— begin Data rows —

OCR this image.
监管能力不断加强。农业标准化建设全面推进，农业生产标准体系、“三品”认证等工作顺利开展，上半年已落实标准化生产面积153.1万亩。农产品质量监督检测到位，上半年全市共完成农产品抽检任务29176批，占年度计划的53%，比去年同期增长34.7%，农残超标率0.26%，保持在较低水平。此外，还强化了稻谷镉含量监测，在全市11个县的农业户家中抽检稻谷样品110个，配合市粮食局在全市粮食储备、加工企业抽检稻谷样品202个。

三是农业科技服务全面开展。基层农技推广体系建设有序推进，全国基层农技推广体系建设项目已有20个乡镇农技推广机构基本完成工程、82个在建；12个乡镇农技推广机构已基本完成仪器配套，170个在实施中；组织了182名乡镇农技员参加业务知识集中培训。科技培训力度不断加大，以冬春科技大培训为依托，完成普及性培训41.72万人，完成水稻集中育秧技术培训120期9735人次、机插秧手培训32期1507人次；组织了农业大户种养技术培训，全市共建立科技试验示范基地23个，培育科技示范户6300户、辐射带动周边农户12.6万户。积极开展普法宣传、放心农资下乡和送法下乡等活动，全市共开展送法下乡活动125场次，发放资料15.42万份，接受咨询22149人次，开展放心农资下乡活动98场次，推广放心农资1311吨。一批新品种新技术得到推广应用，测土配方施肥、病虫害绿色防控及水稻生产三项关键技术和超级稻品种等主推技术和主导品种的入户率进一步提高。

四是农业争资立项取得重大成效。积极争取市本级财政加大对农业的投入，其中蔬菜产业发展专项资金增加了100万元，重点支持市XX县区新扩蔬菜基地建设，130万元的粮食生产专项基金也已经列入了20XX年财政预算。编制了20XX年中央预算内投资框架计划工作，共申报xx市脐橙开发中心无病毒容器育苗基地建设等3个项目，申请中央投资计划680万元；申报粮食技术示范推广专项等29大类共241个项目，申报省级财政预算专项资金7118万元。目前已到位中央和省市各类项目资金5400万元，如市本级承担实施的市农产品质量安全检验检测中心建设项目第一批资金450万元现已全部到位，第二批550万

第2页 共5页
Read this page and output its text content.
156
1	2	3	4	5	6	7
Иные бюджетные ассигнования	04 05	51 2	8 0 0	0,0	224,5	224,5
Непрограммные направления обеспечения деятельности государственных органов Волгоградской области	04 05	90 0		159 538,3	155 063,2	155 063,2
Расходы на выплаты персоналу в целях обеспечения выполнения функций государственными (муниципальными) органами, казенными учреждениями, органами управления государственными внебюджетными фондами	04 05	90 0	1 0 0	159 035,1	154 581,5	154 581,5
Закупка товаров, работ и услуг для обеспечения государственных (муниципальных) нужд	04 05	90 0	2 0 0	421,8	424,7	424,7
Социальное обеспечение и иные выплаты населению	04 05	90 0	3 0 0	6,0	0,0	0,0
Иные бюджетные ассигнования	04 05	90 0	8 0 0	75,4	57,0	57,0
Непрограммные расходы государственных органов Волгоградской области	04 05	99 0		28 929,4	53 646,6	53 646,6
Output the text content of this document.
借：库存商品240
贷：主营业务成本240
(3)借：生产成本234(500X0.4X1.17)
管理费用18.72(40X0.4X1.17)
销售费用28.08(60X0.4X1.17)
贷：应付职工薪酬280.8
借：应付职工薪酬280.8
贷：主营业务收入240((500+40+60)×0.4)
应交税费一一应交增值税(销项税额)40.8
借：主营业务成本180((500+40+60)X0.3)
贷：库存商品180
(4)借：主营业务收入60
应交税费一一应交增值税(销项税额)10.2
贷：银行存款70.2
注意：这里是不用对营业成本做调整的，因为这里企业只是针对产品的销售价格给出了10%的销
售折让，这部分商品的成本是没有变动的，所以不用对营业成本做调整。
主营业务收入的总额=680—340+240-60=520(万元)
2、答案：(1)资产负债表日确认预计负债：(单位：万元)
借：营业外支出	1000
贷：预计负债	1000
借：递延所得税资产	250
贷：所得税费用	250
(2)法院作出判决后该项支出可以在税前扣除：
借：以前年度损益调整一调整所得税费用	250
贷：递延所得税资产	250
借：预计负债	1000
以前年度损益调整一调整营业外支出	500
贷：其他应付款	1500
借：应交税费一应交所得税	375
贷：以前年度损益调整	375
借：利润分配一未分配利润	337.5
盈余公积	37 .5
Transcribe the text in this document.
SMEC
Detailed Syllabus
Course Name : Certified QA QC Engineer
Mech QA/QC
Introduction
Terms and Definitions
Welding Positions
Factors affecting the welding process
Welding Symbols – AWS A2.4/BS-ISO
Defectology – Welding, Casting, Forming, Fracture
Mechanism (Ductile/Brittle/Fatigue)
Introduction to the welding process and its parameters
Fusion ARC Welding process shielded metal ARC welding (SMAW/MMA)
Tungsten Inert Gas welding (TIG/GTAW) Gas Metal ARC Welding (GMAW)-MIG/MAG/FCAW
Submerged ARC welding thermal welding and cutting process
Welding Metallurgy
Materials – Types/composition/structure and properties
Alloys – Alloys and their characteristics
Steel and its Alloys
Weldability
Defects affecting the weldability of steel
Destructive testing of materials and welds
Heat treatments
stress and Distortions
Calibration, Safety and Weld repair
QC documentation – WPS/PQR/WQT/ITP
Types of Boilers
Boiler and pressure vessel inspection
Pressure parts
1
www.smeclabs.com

— end Data rows —

## Task prompt
Reproduce each record exactly as it appears.

## Completed task
OCR this image.
监管能力不断加强。农业标准化建设全面推进，农业生产标准体系、“三品”认证等工作顺利开展，上半年已落实标准化生产面积153.1万亩。农产品质量监督检测到位，上半年全市共完成农产品抽检任务29176批，占年度计划的53%，比去年同期增长34.7%，农残超标率0.26%，保持在较低水平。此外，还强化了稻谷镉含量监测，在全市11个县的农业户家中抽检稻谷样品110个，配合市粮食局在全市粮食储备、加工企业抽检稻谷样品202个。

三是农业科技服务全面开展。基层农技推广体系建设有序推进，全国基层农技推广体系建设项目已有20个乡镇农技推广机构基本完成工程、82个在建；12个乡镇农技推广机构已基本完成仪器配套，170个在实施中；组织了182名乡镇农技员参加业务知识集中培训。科技培训力度不断加大，以冬春科技大培训为依托，完成普及性培训41.72万人，完成水稻集中育秧技术培训120期9735人次、机插秧手培训32期1507人次；组织了农业大户种养技术培训，全市共建立科技试验示范基地23个，培育科技示范户6300户、辐射带动周边农户12.6万户。积极开展普法宣传、放心农资下乡和送法下乡等活动，全市共开展送法下乡活动125场次，发放资料15.42万份，接受咨询22149人次，开展放心农资下乡活动98场次，推广放心农资1311吨。一批新品种新技术得到推广应用，测土配方施肥、病虫害绿色防控及水稻生产三项关键技术和超级稻品种等主推技术和主导品种的入户率进一步提高。

四是农业争资立项取得重大成效。积极争取市本级财政加大对农业的投入，其中蔬菜产业发展专项资金增加了100万元，重点支持市XX县区新扩蔬菜基地建设，130万元的粮食生产专项基金也已经列入了20XX年财政预算。编制了20XX年中央预算内投资框架计划工作，共申报xx市脐橙开发中心无病毒容器育苗基地建设等3个项目，申请中央投资计划680万元；申报粮食技术示范推广专项等29大类共241个项目，申报省级财政预算专项资金7118万元。目前已到位中央和省市各类项目资金5400万元，如市本级承担实施的市农产品质量安全检验检测中心建设项目第一批资金450万元现已全部到位，第二批550万

第2页 共5页
Read this page and output its text content.
156
1	2	3	4	5	6	7
Иные бюджетные ассигнования	04 05	51 2	8 0 0	0,0	224,5	224,5
Непрограммные направления обеспечения деятельности государственных органов Волгоградской области	04 05	90 0		159 538,3	155 063,2	155 063,2
Расходы на выплаты персоналу в целях обеспечения выполнения функций государственными (муниципальными) органами, казенными учреждениями, органами управления государственными внебюджетными фондами	04 05	90 0	1 0 0	159 035,1	154 581,5	154 581,5
Закупка товаров, работ и услуг для обеспечения государственных (муниципальных) нужд	04 05	90 0	2 0 0	421,8	424,7	424,7
Социальное обеспечение и иные выплаты населению	04 05	90 0	3 0 0	6,0	0,0	0,0
Иные бюджетные ассигнования	04 05	90 0	8 0 0	75,4	57,0	57,0
Непрограммные расходы государственных органов Волгоградской области	04 05	99 0		28 929,4	53 646,6	53 646,6
Output the text content of this document.
借：库存商品240
贷：主营业务成本240
(3)借：生产成本234(500X0.4X1.17)
管理费用18.72(40X0.4X1.17)
销售费用28.08(60X0.4X1.17)
贷：应付职工薪酬280.8
借：应付职工薪酬280.8
贷：主营业务收入240((500+40+60)×0.4)
应交税费一一应交增值税(销项税额)40.8
借：主营业务成本180((500+40+60)X0.3)
贷：库存商品180
(4)借：主营业务收入60
应交税费一一应交增值税(销项税额)10.2
贷：银行存款70.2
注意：这里是不用对营业成本做调整的，因为这里企业只是针对产品的销售价格给出了10%的销
售折让，这部分商品的成本是没有变动的，所以不用对营业成本做调整。
主营业务收入的总额=680—340+240-60=520(万元)
2、答案：(1)资产负债表日确认预计负债：(单位：万元)
借：营业外支出	1000
贷：预计负债	1000
借：递延所得税资产	250
贷：所得税费用	250
(2)法院作出判决后该项支出可以在税前扣除：
借：以前年度损益调整一调整所得税费用	250
贷：递延所得税资产	250
借：预计负债	1000
以前年度损益调整一调整营业外支出	500
贷：其他应付款	1500
借：应交税费一应交所得税	375
贷：以前年度损益调整	375
借：利润分配一未分配利润	337.5
盈余公积	37 .5
Transcribe the text in this document.
SMEC
Detailed Syllabus
Course Name : Certified QA QC Engineer
Mech QA/QC
Introduction
Terms and Definitions
Welding Positions
Factors affecting the welding process
Welding Symbols – AWS A2.4/BS-ISO
Defectology – Welding, Casting, Forming, Fracture
Mechanism (Ductile/Brittle/Fatigue)
Introduction to the welding process and its parameters
Fusion ARC Welding process shielded metal ARC welding (SMAW/MMA)
Tungsten Inert Gas welding (TIG/GTAW) Gas Metal ARC Welding (GMAW)-MIG/MAG/FCAW
Submerged ARC welding thermal welding and cutting process
Welding Metallurgy
Materials – Types/composition/structure and properties
Alloys – Alloys and their characteristics
Steel and its Alloys
Weldability
Defects affecting the weldability of steel
Destructive testing of materials and welds
Heat treatments
stress and Distortions
Calibration, Safety and Weld repair
QC documentation – WPS/PQR/WQT/ITP
Types of Boilers
Boiler and pressure vessel inspection
Pressure parts
1
www.smeclabs.com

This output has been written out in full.